YOUR TASK: Wherever the word "some" shows up in a line, please copy that line.

Data excerpts:
——
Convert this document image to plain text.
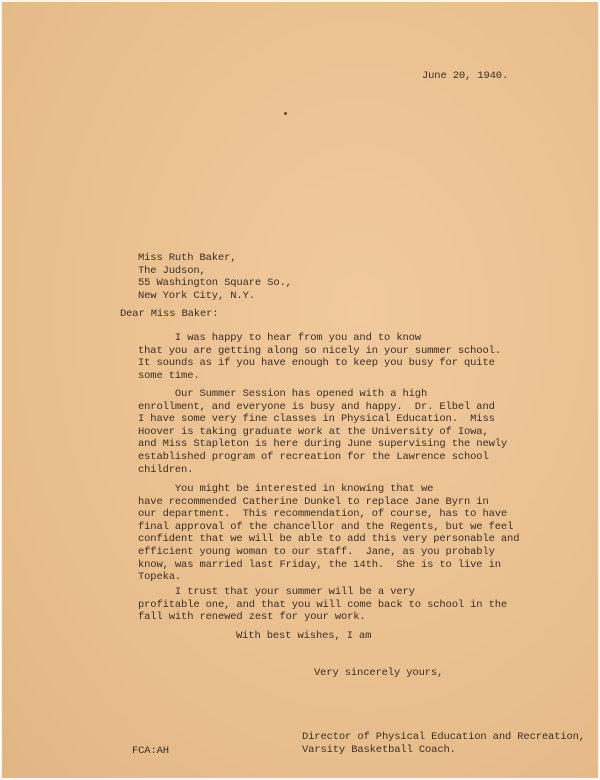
June 20, 1940.

Miss Ruth Baker,
The Judson,
55 Washington Square So.,
New York City, N.Y.

Dear Miss Baker:

I was happy to hear from you and to know
that you are getting along so nicely in your summer school.
It sounds as if you have enough to keep you busy for quite
some time.
Our Summer Session has opened with a high
enrollment, and everyone is busy and happy.  Dr. Elbel and
I have some very fine classes in Physical Education.  Miss
Hoover is taking graduate work at the University of Iowa,
and Miss Stapleton is here during June supervising the newly
established program of recreation for the Lawrence school
children.
You might be interested in knowing that we
have recommended Catherine Dunkel to replace Jane Byrn in
our department.  This recommendation, of course, has to have
final approval of the chancellor and the Regents, but we feel
confident that we will be able to add this very personable and
efficient young woman to our staff.  Jane, as you probably
know, was married last Friday, the 14th.  She is to live in
Topeka.
I trust that your summer will be a very
profitable one, and that you will come back to school in the
fall with renewed zest for your work.

With best wishes, I am

Very sincerely yours,

Director of Physical Education and Recreation,
Varsity Basketball Coach.

FCA:AH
——
FINAL RESULT:
some time.
I have some very fine classes in Physical Education.  Miss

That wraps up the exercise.